* **Goal**
Collect each line of the records containing the string "Geschäftsführerin".

(begin)

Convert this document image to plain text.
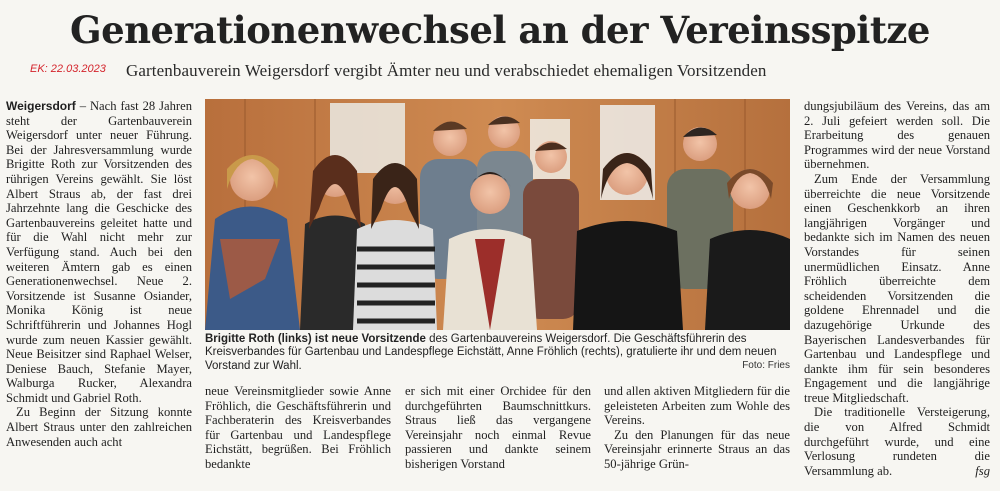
Generationenwechsel an der Vereinsspitze
EK: 22.03.2023 Gartenbauverein Weigersdorf vergibt Ämter neu und verabschiedet ehemaligen Vorsitzenden

Weigersdorf – Nach fast 28 Jahren steht der Gartenbauverein Weigersdorf unter neuer Führung. Bei der Jahresversammlung wurde Brigitte Roth zur Vorsitzenden des rührigen Vereins gewählt. Sie löst Albert Straus ab, der fast drei Jahrzehnte lang die Geschicke des Gartenbauvereins geleitet hatte und für die Wahl nicht mehr zur Verfügung stand. Auch bei den weiteren Ämtern gab es einen Generationenwechsel. Neue 2. Vorsitzende ist Susanne Osiander, Monika König ist neue Schriftführerin und Johannes Hogl wurde zum neuen Kassier gewählt. Neue Beisitzer sind Raphael Welser, Deniese Bauch, Stefanie Mayer, Walburga Rucker, Alexandra Schmidt und Gabriel Roth.

Zu Beginn der Sitzung konnte Albert Straus unter den zahlreichen Anwesenden auch acht

Brigitte Roth (links) ist neue Vorsitzende des Gartenbauvereins Weigersdorf. Die Geschäftsführerin des Kreisverbandes für Gartenbau und Landespflege Eichstätt, Anne Fröhlich (rechts), gratulierte ihr und dem neuen Vorstand zur Wahl.	Foto: Fries

neue Vereinsmitglieder sowie Anne Fröhlich, die Geschäftsführerin und Fachberaterin des Kreisverbandes für Gartenbau und Landespflege Eichstätt, begrüßen. Bei Fröhlich bedankte

er sich mit einer Orchidee für den durchgeführten Baumschnittkurs. Straus ließ das vergangene Vereinsjahr noch einmal Revue passieren und dankte seinem bisherigen Vorstand

und allen aktiven Mitgliedern für die geleisteten Arbeiten zum Wohle des Vereins.

Zu den Planungen für das neue Vereinsjahr erinnerte Straus an das 50-jährige Grün-

dungsjubiläum des Vereins, das am 2. Juli gefeiert werden soll. Die Erarbeitung des genauen Programmes wird der neue Vorstand übernehmen.

Zum Ende der Versammlung überreichte die neue Vorsitzende einen Geschenkkorb an ihren langjährigen Vorgänger und bedankte sich im Namen des neuen Vorstandes für seinen unermüdlichen Einsatz. Anne Fröhlich überreichte dem scheidenden Vorsitzenden die goldene Ehrennadel und die dazugehörige Urkunde des Bayerischen Landesverbandes für Gartenbau und Landespflege und dankte ihm für sein besonderes Engagement und die langjährige treue Mitgliedschaft.

Die traditionelle Versteigerung, die von Alfred Schmidt durchgeführt wurde, und eine Verlosung rundeten die Versammlung ab.	fsg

(end)

* **Written answer**
Brigitte Roth (links) ist neue Vorsitzende des Gartenbauvereins Weigersdorf. Die Geschäftsführerin des Kreisverbandes für Gartenbau und Landespflege Eichstätt, Anne Fröhlich (rechts), gratulierte ihr und dem neuen Vorstand zur Wahl.	Foto: Fries
neue Vereinsmitglieder sowie Anne Fröhlich, die Geschäftsführerin und Fachberaterin des Kreisverbandes für Gartenbau und Landespflege Eichstätt, begrüßen. Bei Fröhlich bedankte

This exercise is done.